[Your goal]
Say how many lines of the material below contain the word "name", with no other words.

Stored dataset items:
"""

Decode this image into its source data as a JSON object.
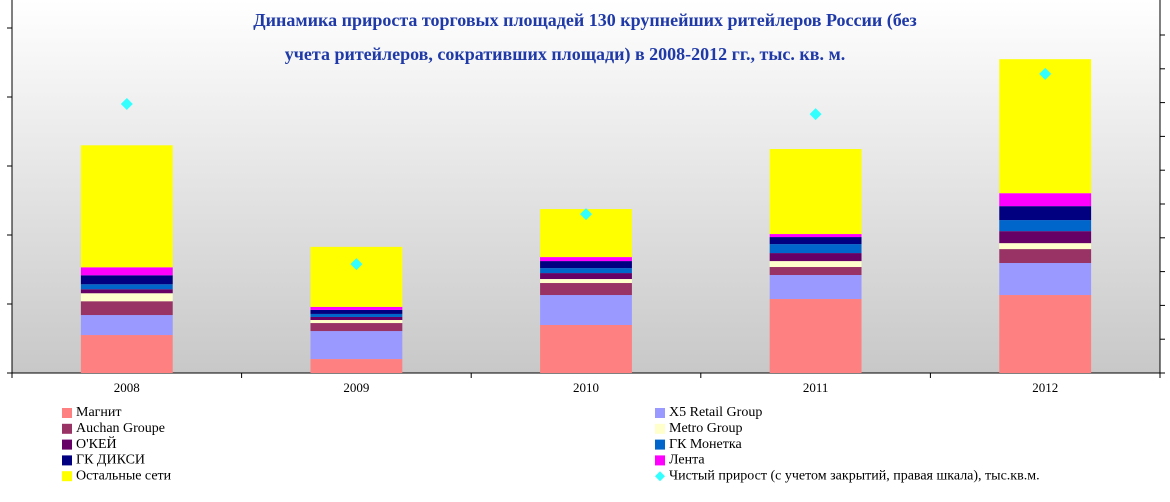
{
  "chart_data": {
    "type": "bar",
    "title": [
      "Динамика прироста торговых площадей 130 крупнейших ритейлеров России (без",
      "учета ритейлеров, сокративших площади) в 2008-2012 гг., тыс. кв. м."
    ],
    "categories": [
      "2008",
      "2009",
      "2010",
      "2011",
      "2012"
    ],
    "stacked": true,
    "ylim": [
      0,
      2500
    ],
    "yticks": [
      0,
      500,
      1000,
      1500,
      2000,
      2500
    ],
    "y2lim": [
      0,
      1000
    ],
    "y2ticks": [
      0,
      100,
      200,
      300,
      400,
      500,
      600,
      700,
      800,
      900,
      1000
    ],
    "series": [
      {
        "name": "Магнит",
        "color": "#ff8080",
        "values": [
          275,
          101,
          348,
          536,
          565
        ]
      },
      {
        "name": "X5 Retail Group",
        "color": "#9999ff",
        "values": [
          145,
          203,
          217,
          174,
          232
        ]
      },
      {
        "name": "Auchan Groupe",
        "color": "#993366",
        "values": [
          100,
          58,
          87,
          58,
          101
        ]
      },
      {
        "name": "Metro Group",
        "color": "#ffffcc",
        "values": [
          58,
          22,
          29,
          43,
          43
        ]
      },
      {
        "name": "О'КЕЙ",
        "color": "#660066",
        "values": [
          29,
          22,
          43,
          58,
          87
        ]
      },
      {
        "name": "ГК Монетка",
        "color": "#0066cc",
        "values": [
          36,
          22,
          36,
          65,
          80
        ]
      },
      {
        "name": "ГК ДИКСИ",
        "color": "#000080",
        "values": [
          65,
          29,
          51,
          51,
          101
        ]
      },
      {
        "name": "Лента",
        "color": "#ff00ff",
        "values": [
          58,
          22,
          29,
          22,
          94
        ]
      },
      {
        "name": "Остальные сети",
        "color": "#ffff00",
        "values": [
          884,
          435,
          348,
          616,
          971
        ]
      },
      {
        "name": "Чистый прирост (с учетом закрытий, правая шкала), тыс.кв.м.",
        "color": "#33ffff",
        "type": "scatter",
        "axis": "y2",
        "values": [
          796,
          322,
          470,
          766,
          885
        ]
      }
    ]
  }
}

"""

[Correct result]
10